* Your objective
Your task is to repeat the entries word for word while leaving out the pictures.

* Recorded data

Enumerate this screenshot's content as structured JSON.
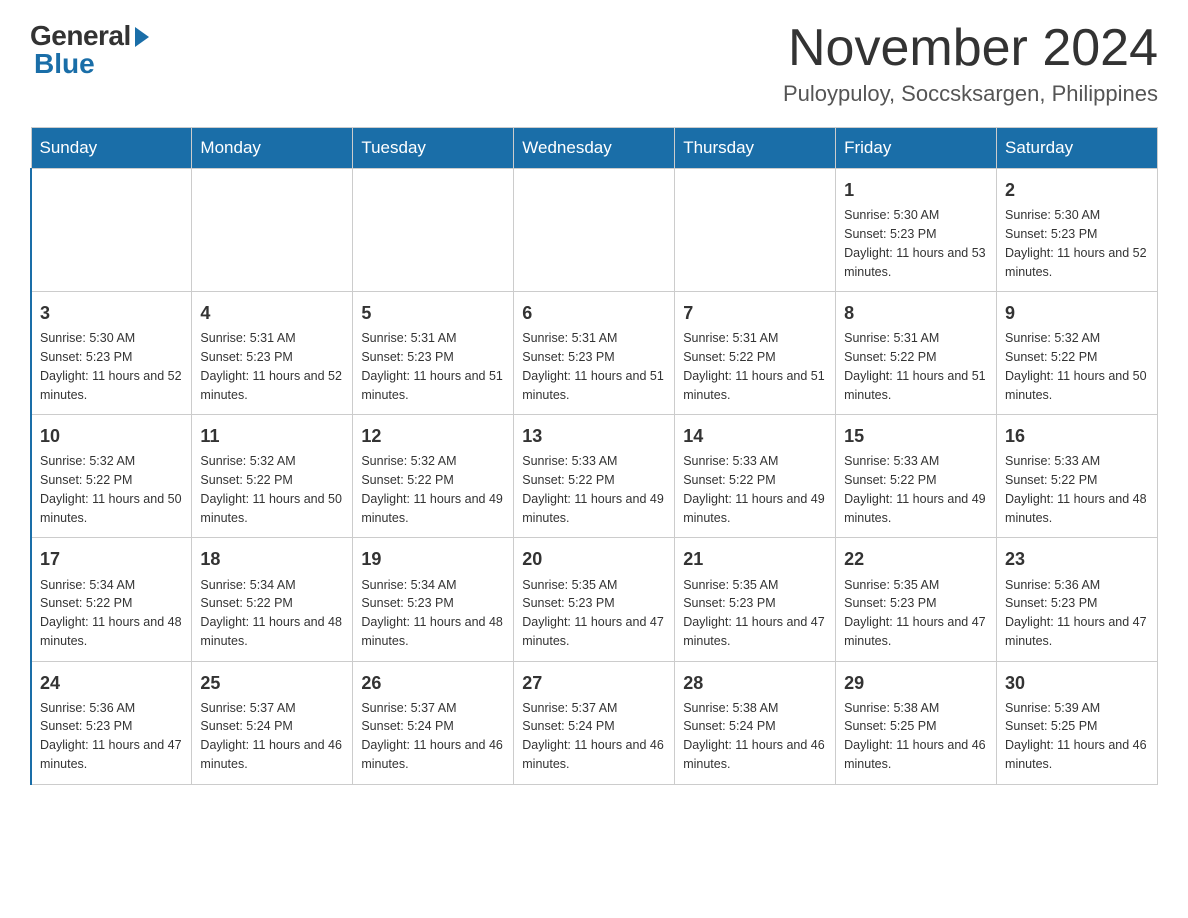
{
  "logo": {
    "general": "General",
    "blue": "Blue"
  },
  "header": {
    "month": "November 2024",
    "location": "Puloypuloy, Soccsksargen, Philippines"
  },
  "weekdays": [
    "Sunday",
    "Monday",
    "Tuesday",
    "Wednesday",
    "Thursday",
    "Friday",
    "Saturday"
  ],
  "weeks": [
    [
      {
        "day": "",
        "sunrise": "",
        "sunset": "",
        "daylight": ""
      },
      {
        "day": "",
        "sunrise": "",
        "sunset": "",
        "daylight": ""
      },
      {
        "day": "",
        "sunrise": "",
        "sunset": "",
        "daylight": ""
      },
      {
        "day": "",
        "sunrise": "",
        "sunset": "",
        "daylight": ""
      },
      {
        "day": "",
        "sunrise": "",
        "sunset": "",
        "daylight": ""
      },
      {
        "day": "1",
        "sunrise": "Sunrise: 5:30 AM",
        "sunset": "Sunset: 5:23 PM",
        "daylight": "Daylight: 11 hours and 53 minutes."
      },
      {
        "day": "2",
        "sunrise": "Sunrise: 5:30 AM",
        "sunset": "Sunset: 5:23 PM",
        "daylight": "Daylight: 11 hours and 52 minutes."
      }
    ],
    [
      {
        "day": "3",
        "sunrise": "Sunrise: 5:30 AM",
        "sunset": "Sunset: 5:23 PM",
        "daylight": "Daylight: 11 hours and 52 minutes."
      },
      {
        "day": "4",
        "sunrise": "Sunrise: 5:31 AM",
        "sunset": "Sunset: 5:23 PM",
        "daylight": "Daylight: 11 hours and 52 minutes."
      },
      {
        "day": "5",
        "sunrise": "Sunrise: 5:31 AM",
        "sunset": "Sunset: 5:23 PM",
        "daylight": "Daylight: 11 hours and 51 minutes."
      },
      {
        "day": "6",
        "sunrise": "Sunrise: 5:31 AM",
        "sunset": "Sunset: 5:23 PM",
        "daylight": "Daylight: 11 hours and 51 minutes."
      },
      {
        "day": "7",
        "sunrise": "Sunrise: 5:31 AM",
        "sunset": "Sunset: 5:22 PM",
        "daylight": "Daylight: 11 hours and 51 minutes."
      },
      {
        "day": "8",
        "sunrise": "Sunrise: 5:31 AM",
        "sunset": "Sunset: 5:22 PM",
        "daylight": "Daylight: 11 hours and 51 minutes."
      },
      {
        "day": "9",
        "sunrise": "Sunrise: 5:32 AM",
        "sunset": "Sunset: 5:22 PM",
        "daylight": "Daylight: 11 hours and 50 minutes."
      }
    ],
    [
      {
        "day": "10",
        "sunrise": "Sunrise: 5:32 AM",
        "sunset": "Sunset: 5:22 PM",
        "daylight": "Daylight: 11 hours and 50 minutes."
      },
      {
        "day": "11",
        "sunrise": "Sunrise: 5:32 AM",
        "sunset": "Sunset: 5:22 PM",
        "daylight": "Daylight: 11 hours and 50 minutes."
      },
      {
        "day": "12",
        "sunrise": "Sunrise: 5:32 AM",
        "sunset": "Sunset: 5:22 PM",
        "daylight": "Daylight: 11 hours and 49 minutes."
      },
      {
        "day": "13",
        "sunrise": "Sunrise: 5:33 AM",
        "sunset": "Sunset: 5:22 PM",
        "daylight": "Daylight: 11 hours and 49 minutes."
      },
      {
        "day": "14",
        "sunrise": "Sunrise: 5:33 AM",
        "sunset": "Sunset: 5:22 PM",
        "daylight": "Daylight: 11 hours and 49 minutes."
      },
      {
        "day": "15",
        "sunrise": "Sunrise: 5:33 AM",
        "sunset": "Sunset: 5:22 PM",
        "daylight": "Daylight: 11 hours and 49 minutes."
      },
      {
        "day": "16",
        "sunrise": "Sunrise: 5:33 AM",
        "sunset": "Sunset: 5:22 PM",
        "daylight": "Daylight: 11 hours and 48 minutes."
      }
    ],
    [
      {
        "day": "17",
        "sunrise": "Sunrise: 5:34 AM",
        "sunset": "Sunset: 5:22 PM",
        "daylight": "Daylight: 11 hours and 48 minutes."
      },
      {
        "day": "18",
        "sunrise": "Sunrise: 5:34 AM",
        "sunset": "Sunset: 5:22 PM",
        "daylight": "Daylight: 11 hours and 48 minutes."
      },
      {
        "day": "19",
        "sunrise": "Sunrise: 5:34 AM",
        "sunset": "Sunset: 5:23 PM",
        "daylight": "Daylight: 11 hours and 48 minutes."
      },
      {
        "day": "20",
        "sunrise": "Sunrise: 5:35 AM",
        "sunset": "Sunset: 5:23 PM",
        "daylight": "Daylight: 11 hours and 47 minutes."
      },
      {
        "day": "21",
        "sunrise": "Sunrise: 5:35 AM",
        "sunset": "Sunset: 5:23 PM",
        "daylight": "Daylight: 11 hours and 47 minutes."
      },
      {
        "day": "22",
        "sunrise": "Sunrise: 5:35 AM",
        "sunset": "Sunset: 5:23 PM",
        "daylight": "Daylight: 11 hours and 47 minutes."
      },
      {
        "day": "23",
        "sunrise": "Sunrise: 5:36 AM",
        "sunset": "Sunset: 5:23 PM",
        "daylight": "Daylight: 11 hours and 47 minutes."
      }
    ],
    [
      {
        "day": "24",
        "sunrise": "Sunrise: 5:36 AM",
        "sunset": "Sunset: 5:23 PM",
        "daylight": "Daylight: 11 hours and 47 minutes."
      },
      {
        "day": "25",
        "sunrise": "Sunrise: 5:37 AM",
        "sunset": "Sunset: 5:24 PM",
        "daylight": "Daylight: 11 hours and 46 minutes."
      },
      {
        "day": "26",
        "sunrise": "Sunrise: 5:37 AM",
        "sunset": "Sunset: 5:24 PM",
        "daylight": "Daylight: 11 hours and 46 minutes."
      },
      {
        "day": "27",
        "sunrise": "Sunrise: 5:37 AM",
        "sunset": "Sunset: 5:24 PM",
        "daylight": "Daylight: 11 hours and 46 minutes."
      },
      {
        "day": "28",
        "sunrise": "Sunrise: 5:38 AM",
        "sunset": "Sunset: 5:24 PM",
        "daylight": "Daylight: 11 hours and 46 minutes."
      },
      {
        "day": "29",
        "sunrise": "Sunrise: 5:38 AM",
        "sunset": "Sunset: 5:25 PM",
        "daylight": "Daylight: 11 hours and 46 minutes."
      },
      {
        "day": "30",
        "sunrise": "Sunrise: 5:39 AM",
        "sunset": "Sunset: 5:25 PM",
        "daylight": "Daylight: 11 hours and 46 minutes."
      }
    ]
  ]
}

* The answer
Enumerate this screenshot's content as structured JSON.
{
  "logo": {
    "general": "General",
    "blue": "Blue"
  },
  "header": {
    "month": "November 2024",
    "location": "Puloypuloy, Soccsksargen, Philippines"
  },
  "weekdays": [
    "Sunday",
    "Monday",
    "Tuesday",
    "Wednesday",
    "Thursday",
    "Friday",
    "Saturday"
  ],
  "weeks": [
    [
      {
        "day": "",
        "sunrise": "",
        "sunset": "",
        "daylight": ""
      },
      {
        "day": "",
        "sunrise": "",
        "sunset": "",
        "daylight": ""
      },
      {
        "day": "",
        "sunrise": "",
        "sunset": "",
        "daylight": ""
      },
      {
        "day": "",
        "sunrise": "",
        "sunset": "",
        "daylight": ""
      },
      {
        "day": "",
        "sunrise": "",
        "sunset": "",
        "daylight": ""
      },
      {
        "day": "1",
        "sunrise": "Sunrise: 5:30 AM",
        "sunset": "Sunset: 5:23 PM",
        "daylight": "Daylight: 11 hours and 53 minutes."
      },
      {
        "day": "2",
        "sunrise": "Sunrise: 5:30 AM",
        "sunset": "Sunset: 5:23 PM",
        "daylight": "Daylight: 11 hours and 52 minutes."
      }
    ],
    [
      {
        "day": "3",
        "sunrise": "Sunrise: 5:30 AM",
        "sunset": "Sunset: 5:23 PM",
        "daylight": "Daylight: 11 hours and 52 minutes."
      },
      {
        "day": "4",
        "sunrise": "Sunrise: 5:31 AM",
        "sunset": "Sunset: 5:23 PM",
        "daylight": "Daylight: 11 hours and 52 minutes."
      },
      {
        "day": "5",
        "sunrise": "Sunrise: 5:31 AM",
        "sunset": "Sunset: 5:23 PM",
        "daylight": "Daylight: 11 hours and 51 minutes."
      },
      {
        "day": "6",
        "sunrise": "Sunrise: 5:31 AM",
        "sunset": "Sunset: 5:23 PM",
        "daylight": "Daylight: 11 hours and 51 minutes."
      },
      {
        "day": "7",
        "sunrise": "Sunrise: 5:31 AM",
        "sunset": "Sunset: 5:22 PM",
        "daylight": "Daylight: 11 hours and 51 minutes."
      },
      {
        "day": "8",
        "sunrise": "Sunrise: 5:31 AM",
        "sunset": "Sunset: 5:22 PM",
        "daylight": "Daylight: 11 hours and 51 minutes."
      },
      {
        "day": "9",
        "sunrise": "Sunrise: 5:32 AM",
        "sunset": "Sunset: 5:22 PM",
        "daylight": "Daylight: 11 hours and 50 minutes."
      }
    ],
    [
      {
        "day": "10",
        "sunrise": "Sunrise: 5:32 AM",
        "sunset": "Sunset: 5:22 PM",
        "daylight": "Daylight: 11 hours and 50 minutes."
      },
      {
        "day": "11",
        "sunrise": "Sunrise: 5:32 AM",
        "sunset": "Sunset: 5:22 PM",
        "daylight": "Daylight: 11 hours and 50 minutes."
      },
      {
        "day": "12",
        "sunrise": "Sunrise: 5:32 AM",
        "sunset": "Sunset: 5:22 PM",
        "daylight": "Daylight: 11 hours and 49 minutes."
      },
      {
        "day": "13",
        "sunrise": "Sunrise: 5:33 AM",
        "sunset": "Sunset: 5:22 PM",
        "daylight": "Daylight: 11 hours and 49 minutes."
      },
      {
        "day": "14",
        "sunrise": "Sunrise: 5:33 AM",
        "sunset": "Sunset: 5:22 PM",
        "daylight": "Daylight: 11 hours and 49 minutes."
      },
      {
        "day": "15",
        "sunrise": "Sunrise: 5:33 AM",
        "sunset": "Sunset: 5:22 PM",
        "daylight": "Daylight: 11 hours and 49 minutes."
      },
      {
        "day": "16",
        "sunrise": "Sunrise: 5:33 AM",
        "sunset": "Sunset: 5:22 PM",
        "daylight": "Daylight: 11 hours and 48 minutes."
      }
    ],
    [
      {
        "day": "17",
        "sunrise": "Sunrise: 5:34 AM",
        "sunset": "Sunset: 5:22 PM",
        "daylight": "Daylight: 11 hours and 48 minutes."
      },
      {
        "day": "18",
        "sunrise": "Sunrise: 5:34 AM",
        "sunset": "Sunset: 5:22 PM",
        "daylight": "Daylight: 11 hours and 48 minutes."
      },
      {
        "day": "19",
        "sunrise": "Sunrise: 5:34 AM",
        "sunset": "Sunset: 5:23 PM",
        "daylight": "Daylight: 11 hours and 48 minutes."
      },
      {
        "day": "20",
        "sunrise": "Sunrise: 5:35 AM",
        "sunset": "Sunset: 5:23 PM",
        "daylight": "Daylight: 11 hours and 47 minutes."
      },
      {
        "day": "21",
        "sunrise": "Sunrise: 5:35 AM",
        "sunset": "Sunset: 5:23 PM",
        "daylight": "Daylight: 11 hours and 47 minutes."
      },
      {
        "day": "22",
        "sunrise": "Sunrise: 5:35 AM",
        "sunset": "Sunset: 5:23 PM",
        "daylight": "Daylight: 11 hours and 47 minutes."
      },
      {
        "day": "23",
        "sunrise": "Sunrise: 5:36 AM",
        "sunset": "Sunset: 5:23 PM",
        "daylight": "Daylight: 11 hours and 47 minutes."
      }
    ],
    [
      {
        "day": "24",
        "sunrise": "Sunrise: 5:36 AM",
        "sunset": "Sunset: 5:23 PM",
        "daylight": "Daylight: 11 hours and 47 minutes."
      },
      {
        "day": "25",
        "sunrise": "Sunrise: 5:37 AM",
        "sunset": "Sunset: 5:24 PM",
        "daylight": "Daylight: 11 hours and 46 minutes."
      },
      {
        "day": "26",
        "sunrise": "Sunrise: 5:37 AM",
        "sunset": "Sunset: 5:24 PM",
        "daylight": "Daylight: 11 hours and 46 minutes."
      },
      {
        "day": "27",
        "sunrise": "Sunrise: 5:37 AM",
        "sunset": "Sunset: 5:24 PM",
        "daylight": "Daylight: 11 hours and 46 minutes."
      },
      {
        "day": "28",
        "sunrise": "Sunrise: 5:38 AM",
        "sunset": "Sunset: 5:24 PM",
        "daylight": "Daylight: 11 hours and 46 minutes."
      },
      {
        "day": "29",
        "sunrise": "Sunrise: 5:38 AM",
        "sunset": "Sunset: 5:25 PM",
        "daylight": "Daylight: 11 hours and 46 minutes."
      },
      {
        "day": "30",
        "sunrise": "Sunrise: 5:39 AM",
        "sunset": "Sunset: 5:25 PM",
        "daylight": "Daylight: 11 hours and 46 minutes."
      }
    ]
  ]
}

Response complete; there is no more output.